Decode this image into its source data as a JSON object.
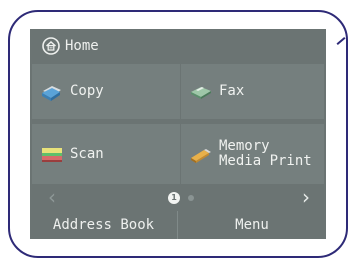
{
  "header": {
    "title": "Home",
    "icon": "home-icon"
  },
  "tiles": [
    {
      "label": "Copy",
      "icon": "copy-icon"
    },
    {
      "label": "Fax",
      "icon": "fax-icon"
    },
    {
      "label": "Scan",
      "icon": "scan-icon"
    },
    {
      "label": "Memory\nMedia Print",
      "icon": "memory-card-icon"
    }
  ],
  "pager": {
    "prev": "‹",
    "next": "›",
    "current_page": "1",
    "total_pages": 2
  },
  "bottom": {
    "address_book": "Address Book",
    "menu": "Menu"
  },
  "colors": {
    "screen_bg": "#6b7473",
    "tile_bg": "#757f7e",
    "frame": "#2e2a77",
    "text": "#eef0ee"
  }
}
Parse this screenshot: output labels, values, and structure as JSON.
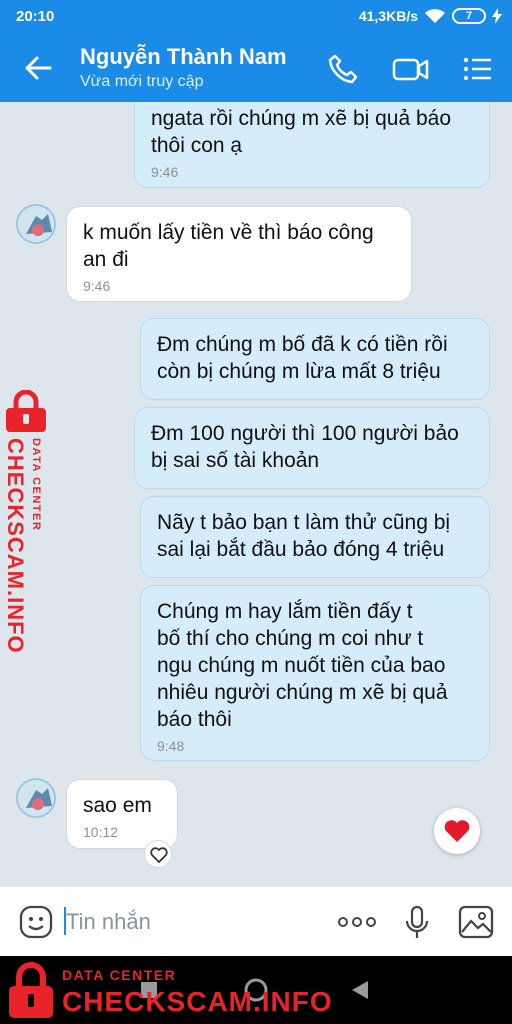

____

▶ [Task]: Repeat the listing above exactly, with no pictures.

▶ [Response to this task]:
Decode this image into its source data as a JSON object.
{
  "header": {
    "title": "Home",
    "icon": "home-icon"
  },
  "tiles": [
    {
      "label": "Copy",
      "icon": "copy-icon"
    },
    {
      "label": "Fax",
      "icon": "fax-icon"
    },
    {
      "label": "Scan",
      "icon": "scan-icon"
    },
    {
      "label": "Memory\nMedia Print",
      "icon": "memory-card-icon"
    }
  ],
  "pager": {
    "prev": "‹",
    "next": "›",
    "current_page": "1",
    "total_pages": 2
  },
  "bottom": {
    "address_book": "Address Book",
    "menu": "Menu"
  },
  "colors": {
    "screen_bg": "#6b7473",
    "tile_bg": "#757f7e",
    "frame": "#2e2a77",
    "text": "#eef0ee"
  }
}
Parse this screenshot: output labels, values, and structure as JSON.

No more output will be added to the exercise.